Please transcribe the data that follows without the pictures, keeping every word the same.

■ Chart and figure data
******
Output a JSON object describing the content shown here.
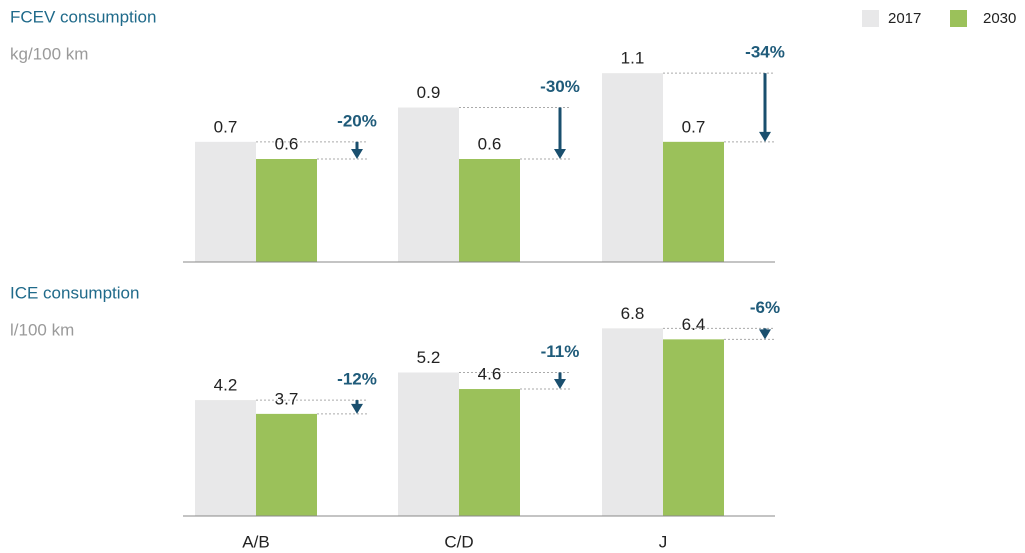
{
  "chart_data": [
    {
      "type": "bar",
      "title": "FCEV consumption",
      "subtitle": "kg/100 km",
      "series": [
        {
          "name": "2017",
          "color": "#e8e8e9",
          "values": [
            0.7,
            0.9,
            1.1
          ]
        },
        {
          "name": "2030",
          "color": "#9bc15a",
          "values": [
            0.6,
            0.6,
            0.7
          ]
        }
      ],
      "change_labels": [
        "-20%",
        "-30%",
        "-34%"
      ],
      "ylim": [
        0,
        1.2
      ]
    },
    {
      "type": "bar",
      "title": "ICE consumption",
      "subtitle": "l/100 km",
      "categories": [
        "A/B",
        "C/D",
        "J"
      ],
      "series": [
        {
          "color": "#e8e8e9",
          "values": [
            4.2,
            5.2,
            6.8
          ]
        },
        {
          "color": "#9bc15a",
          "values": [
            3.7,
            4.6,
            6.4
          ]
        }
      ],
      "change_labels": [
        "-12%",
        "-11%",
        "-6%"
      ],
      "ylim": [
        0,
        7.5
      ]
    }
  ]
}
******
■ Full solution
Output a JSON object describing the content shown here.
{
  "chart_data": [
    {
      "type": "bar",
      "title": "FCEV consumption",
      "subtitle": "kg/100 km",
      "series": [
        {
          "name": "2017",
          "color": "#e8e8e9",
          "values": [
            0.7,
            0.9,
            1.1
          ]
        },
        {
          "name": "2030",
          "color": "#9bc15a",
          "values": [
            0.6,
            0.6,
            0.7
          ]
        }
      ],
      "change_labels": [
        "-20%",
        "-30%",
        "-34%"
      ],
      "ylim": [
        0,
        1.2
      ]
    },
    {
      "type": "bar",
      "title": "ICE consumption",
      "subtitle": "l/100 km",
      "categories": [
        "A/B",
        "C/D",
        "J"
      ],
      "series": [
        {
          "color": "#e8e8e9",
          "values": [
            4.2,
            5.2,
            6.8
          ]
        },
        {
          "color": "#9bc15a",
          "values": [
            3.7,
            4.6,
            6.4
          ]
        }
      ],
      "change_labels": [
        "-12%",
        "-11%",
        "-6%"
      ],
      "ylim": [
        0,
        7.5
      ]
    }
  ]
}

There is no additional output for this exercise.